## RECORD LIST

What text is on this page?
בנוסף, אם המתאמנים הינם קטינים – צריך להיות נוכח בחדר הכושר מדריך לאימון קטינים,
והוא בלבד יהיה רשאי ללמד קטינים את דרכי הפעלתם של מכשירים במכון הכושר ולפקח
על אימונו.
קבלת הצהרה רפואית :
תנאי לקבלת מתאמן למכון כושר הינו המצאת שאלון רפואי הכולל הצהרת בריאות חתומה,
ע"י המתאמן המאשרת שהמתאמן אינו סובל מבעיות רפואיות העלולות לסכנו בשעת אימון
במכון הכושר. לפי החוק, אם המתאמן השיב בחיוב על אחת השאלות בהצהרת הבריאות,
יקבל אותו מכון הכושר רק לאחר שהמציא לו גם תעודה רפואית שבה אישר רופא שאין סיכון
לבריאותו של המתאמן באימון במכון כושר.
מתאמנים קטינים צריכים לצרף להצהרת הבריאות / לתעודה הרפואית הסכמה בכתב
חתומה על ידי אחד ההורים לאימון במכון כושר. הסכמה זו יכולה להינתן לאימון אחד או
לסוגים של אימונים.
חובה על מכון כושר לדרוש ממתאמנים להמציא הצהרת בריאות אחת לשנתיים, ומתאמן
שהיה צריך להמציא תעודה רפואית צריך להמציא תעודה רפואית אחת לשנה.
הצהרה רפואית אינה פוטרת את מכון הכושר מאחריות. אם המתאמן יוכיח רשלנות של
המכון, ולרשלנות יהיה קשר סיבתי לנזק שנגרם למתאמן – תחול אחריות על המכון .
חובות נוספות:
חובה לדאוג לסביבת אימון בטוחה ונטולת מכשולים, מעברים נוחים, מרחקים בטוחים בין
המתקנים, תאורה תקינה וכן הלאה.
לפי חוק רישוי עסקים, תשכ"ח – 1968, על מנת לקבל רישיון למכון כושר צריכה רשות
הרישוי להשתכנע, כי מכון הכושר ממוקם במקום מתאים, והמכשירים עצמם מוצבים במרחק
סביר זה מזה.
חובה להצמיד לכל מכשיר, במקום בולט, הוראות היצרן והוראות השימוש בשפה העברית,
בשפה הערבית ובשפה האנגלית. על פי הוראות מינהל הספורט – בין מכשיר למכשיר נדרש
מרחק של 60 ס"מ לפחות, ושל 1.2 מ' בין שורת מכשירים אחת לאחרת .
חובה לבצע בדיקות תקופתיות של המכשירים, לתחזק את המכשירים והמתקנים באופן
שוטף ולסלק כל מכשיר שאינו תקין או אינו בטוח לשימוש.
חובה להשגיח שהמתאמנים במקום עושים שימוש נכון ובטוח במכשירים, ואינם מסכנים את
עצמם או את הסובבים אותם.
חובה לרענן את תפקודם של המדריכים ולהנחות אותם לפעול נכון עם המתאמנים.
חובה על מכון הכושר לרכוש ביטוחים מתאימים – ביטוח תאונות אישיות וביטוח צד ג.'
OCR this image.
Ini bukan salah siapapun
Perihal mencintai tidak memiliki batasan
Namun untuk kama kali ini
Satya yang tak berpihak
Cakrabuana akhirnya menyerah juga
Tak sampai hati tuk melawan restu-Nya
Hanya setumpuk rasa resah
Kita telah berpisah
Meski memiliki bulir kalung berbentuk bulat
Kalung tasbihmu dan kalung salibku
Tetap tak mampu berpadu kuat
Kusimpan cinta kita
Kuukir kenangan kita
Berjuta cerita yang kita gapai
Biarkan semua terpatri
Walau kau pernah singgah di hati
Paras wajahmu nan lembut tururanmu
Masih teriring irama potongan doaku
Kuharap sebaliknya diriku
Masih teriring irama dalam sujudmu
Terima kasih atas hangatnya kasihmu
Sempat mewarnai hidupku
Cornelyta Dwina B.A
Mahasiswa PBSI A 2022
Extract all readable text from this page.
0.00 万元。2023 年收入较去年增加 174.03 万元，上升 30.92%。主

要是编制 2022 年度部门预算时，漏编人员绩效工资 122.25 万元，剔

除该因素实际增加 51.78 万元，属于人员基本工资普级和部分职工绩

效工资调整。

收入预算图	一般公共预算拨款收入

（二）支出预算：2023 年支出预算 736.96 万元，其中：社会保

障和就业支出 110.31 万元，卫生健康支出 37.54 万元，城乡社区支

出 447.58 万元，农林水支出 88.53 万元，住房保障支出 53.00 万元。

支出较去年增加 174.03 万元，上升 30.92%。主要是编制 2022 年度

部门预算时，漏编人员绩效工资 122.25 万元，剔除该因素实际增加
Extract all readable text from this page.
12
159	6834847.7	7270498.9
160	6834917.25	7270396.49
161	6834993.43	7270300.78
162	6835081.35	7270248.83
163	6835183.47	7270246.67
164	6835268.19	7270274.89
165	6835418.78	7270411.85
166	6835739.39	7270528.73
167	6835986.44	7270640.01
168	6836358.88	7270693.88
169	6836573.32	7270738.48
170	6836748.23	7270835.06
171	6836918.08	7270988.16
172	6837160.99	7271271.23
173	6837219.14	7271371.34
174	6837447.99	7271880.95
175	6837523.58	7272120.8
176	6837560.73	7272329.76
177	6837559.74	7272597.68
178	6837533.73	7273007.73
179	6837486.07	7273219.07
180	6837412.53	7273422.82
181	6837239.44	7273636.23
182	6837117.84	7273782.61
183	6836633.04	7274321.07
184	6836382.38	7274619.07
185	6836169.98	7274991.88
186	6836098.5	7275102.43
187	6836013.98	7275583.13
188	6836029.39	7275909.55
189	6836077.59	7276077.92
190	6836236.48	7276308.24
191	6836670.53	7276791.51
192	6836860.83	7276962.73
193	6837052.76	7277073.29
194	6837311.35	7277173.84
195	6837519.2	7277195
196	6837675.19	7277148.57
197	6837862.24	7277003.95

## WHAT YOU WILL DO
Identify the lines above with the word "צריך". Copy them.

## FINAL RESULT
בנוסף, אם המתאמנים הינם קטינים – צריך להיות נוכח בחדר הכושר מדריך לאימון קטינים,
שהיה צריך להמציא תעודה רפואית צריך להמציא תעודה רפואית אחת לשנה.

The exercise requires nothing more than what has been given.